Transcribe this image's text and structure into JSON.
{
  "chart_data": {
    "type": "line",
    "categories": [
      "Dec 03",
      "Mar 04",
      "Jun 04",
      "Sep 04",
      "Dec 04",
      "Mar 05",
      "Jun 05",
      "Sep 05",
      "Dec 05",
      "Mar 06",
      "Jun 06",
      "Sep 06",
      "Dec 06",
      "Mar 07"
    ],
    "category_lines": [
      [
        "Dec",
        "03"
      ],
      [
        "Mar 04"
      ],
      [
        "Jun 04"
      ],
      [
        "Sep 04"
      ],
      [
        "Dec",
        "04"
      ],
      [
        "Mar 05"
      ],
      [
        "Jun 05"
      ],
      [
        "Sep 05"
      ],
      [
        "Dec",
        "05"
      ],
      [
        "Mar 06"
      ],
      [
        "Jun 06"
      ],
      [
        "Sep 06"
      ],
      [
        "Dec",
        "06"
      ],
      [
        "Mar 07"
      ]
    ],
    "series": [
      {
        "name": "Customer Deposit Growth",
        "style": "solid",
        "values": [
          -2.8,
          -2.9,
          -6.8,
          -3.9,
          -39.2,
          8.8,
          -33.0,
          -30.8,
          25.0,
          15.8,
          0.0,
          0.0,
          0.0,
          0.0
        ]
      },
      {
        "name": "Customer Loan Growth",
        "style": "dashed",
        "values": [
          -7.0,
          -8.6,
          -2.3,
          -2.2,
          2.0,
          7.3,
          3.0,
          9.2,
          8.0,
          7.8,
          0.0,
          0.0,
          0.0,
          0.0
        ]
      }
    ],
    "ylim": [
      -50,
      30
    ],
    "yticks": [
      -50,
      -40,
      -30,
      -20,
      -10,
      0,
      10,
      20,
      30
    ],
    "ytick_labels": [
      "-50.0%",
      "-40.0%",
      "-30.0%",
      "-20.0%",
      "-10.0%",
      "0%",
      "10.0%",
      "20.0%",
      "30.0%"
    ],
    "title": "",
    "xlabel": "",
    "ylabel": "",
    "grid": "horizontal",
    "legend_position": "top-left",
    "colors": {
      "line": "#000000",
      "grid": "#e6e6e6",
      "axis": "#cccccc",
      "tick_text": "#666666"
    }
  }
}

- [WRITTEN EXERCISE]: All of the data above should be transcribed exactly.

- [FULL OUTPUT]:
Transcribe this image's text and structure into JSON.
{
  "chart_data": {
    "type": "line",
    "categories": [
      "Dec 03",
      "Mar 04",
      "Jun 04",
      "Sep 04",
      "Dec 04",
      "Mar 05",
      "Jun 05",
      "Sep 05",
      "Dec 05",
      "Mar 06",
      "Jun 06",
      "Sep 06",
      "Dec 06",
      "Mar 07"
    ],
    "category_lines": [
      [
        "Dec",
        "03"
      ],
      [
        "Mar 04"
      ],
      [
        "Jun 04"
      ],
      [
        "Sep 04"
      ],
      [
        "Dec",
        "04"
      ],
      [
        "Mar 05"
      ],
      [
        "Jun 05"
      ],
      [
        "Sep 05"
      ],
      [
        "Dec",
        "05"
      ],
      [
        "Mar 06"
      ],
      [
        "Jun 06"
      ],
      [
        "Sep 06"
      ],
      [
        "Dec",
        "06"
      ],
      [
        "Mar 07"
      ]
    ],
    "series": [
      {
        "name": "Customer Deposit Growth",
        "style": "solid",
        "values": [
          -2.8,
          -2.9,
          -6.8,
          -3.9,
          -39.2,
          8.8,
          -33.0,
          -30.8,
          25.0,
          15.8,
          0.0,
          0.0,
          0.0,
          0.0
        ]
      },
      {
        "name": "Customer Loan Growth",
        "style": "dashed",
        "values": [
          -7.0,
          -8.6,
          -2.3,
          -2.2,
          2.0,
          7.3,
          3.0,
          9.2,
          8.0,
          7.8,
          0.0,
          0.0,
          0.0,
          0.0
        ]
      }
    ],
    "ylim": [
      -50,
      30
    ],
    "yticks": [
      -50,
      -40,
      -30,
      -20,
      -10,
      0,
      10,
      20,
      30
    ],
    "ytick_labels": [
      "-50.0%",
      "-40.0%",
      "-30.0%",
      "-20.0%",
      "-10.0%",
      "0%",
      "10.0%",
      "20.0%",
      "30.0%"
    ],
    "title": "",
    "xlabel": "",
    "ylabel": "",
    "grid": "horizontal",
    "legend_position": "top-left",
    "colors": {
      "line": "#000000",
      "grid": "#e6e6e6",
      "axis": "#cccccc",
      "tick_text": "#666666"
    }
  }
}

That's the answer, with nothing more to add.